>>

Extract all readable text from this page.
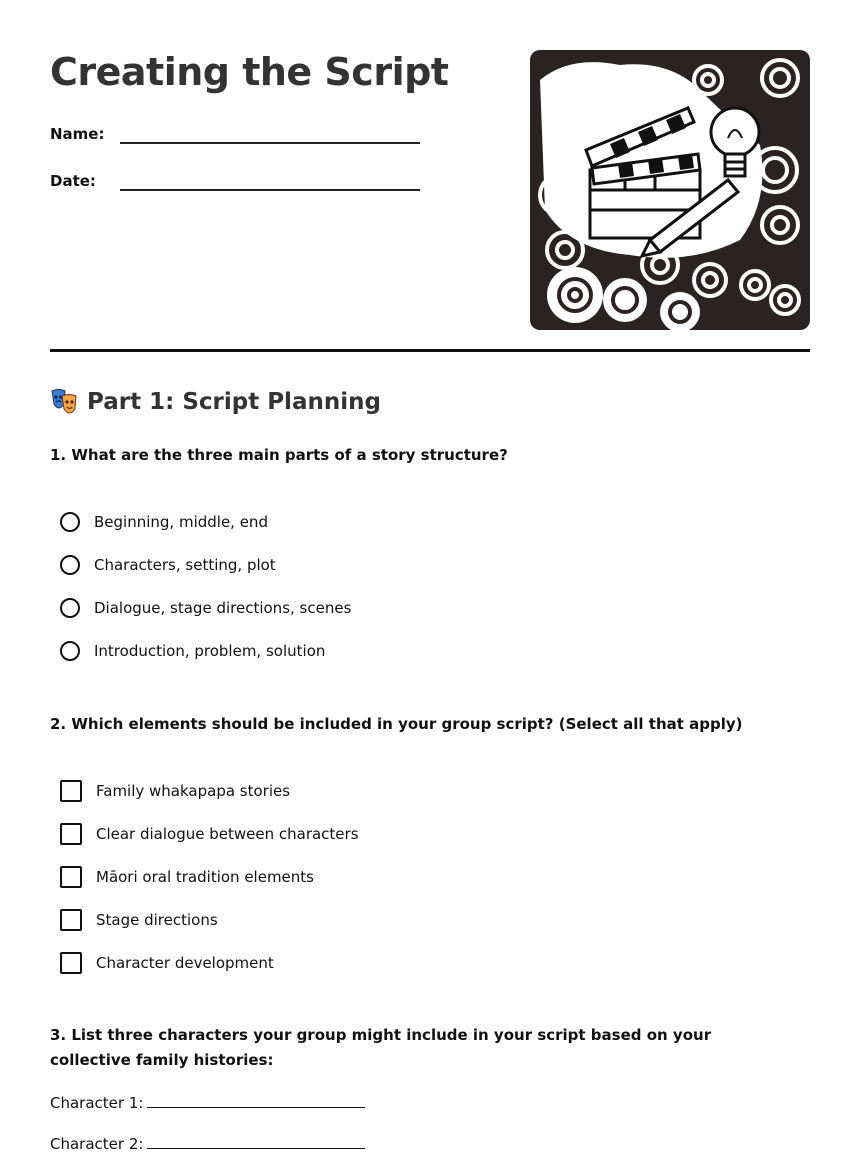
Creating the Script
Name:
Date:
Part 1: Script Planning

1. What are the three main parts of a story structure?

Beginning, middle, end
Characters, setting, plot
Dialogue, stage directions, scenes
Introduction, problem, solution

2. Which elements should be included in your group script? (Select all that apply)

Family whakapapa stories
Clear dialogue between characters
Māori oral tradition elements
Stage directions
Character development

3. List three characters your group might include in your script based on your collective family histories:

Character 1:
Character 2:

<<

Work instructions: Leave the images out and output the remaining material exactly as it stands.

Task result:
Extract all readable text from this page.
Creating the Script
Name:
Date:
Part 1: Script Planning

1. What are the three main parts of a story structure?

Beginning, middle, end
Characters, setting, plot
Dialogue, stage directions, scenes
Introduction, problem, solution

2. Which elements should be included in your group script? (Select all that apply)

Family whakapapa stories
Clear dialogue between characters
Māori oral tradition elements
Stage directions
Character development

3. List three characters your group might include in your script based on your collective family histories:

Character 1:
Character 2:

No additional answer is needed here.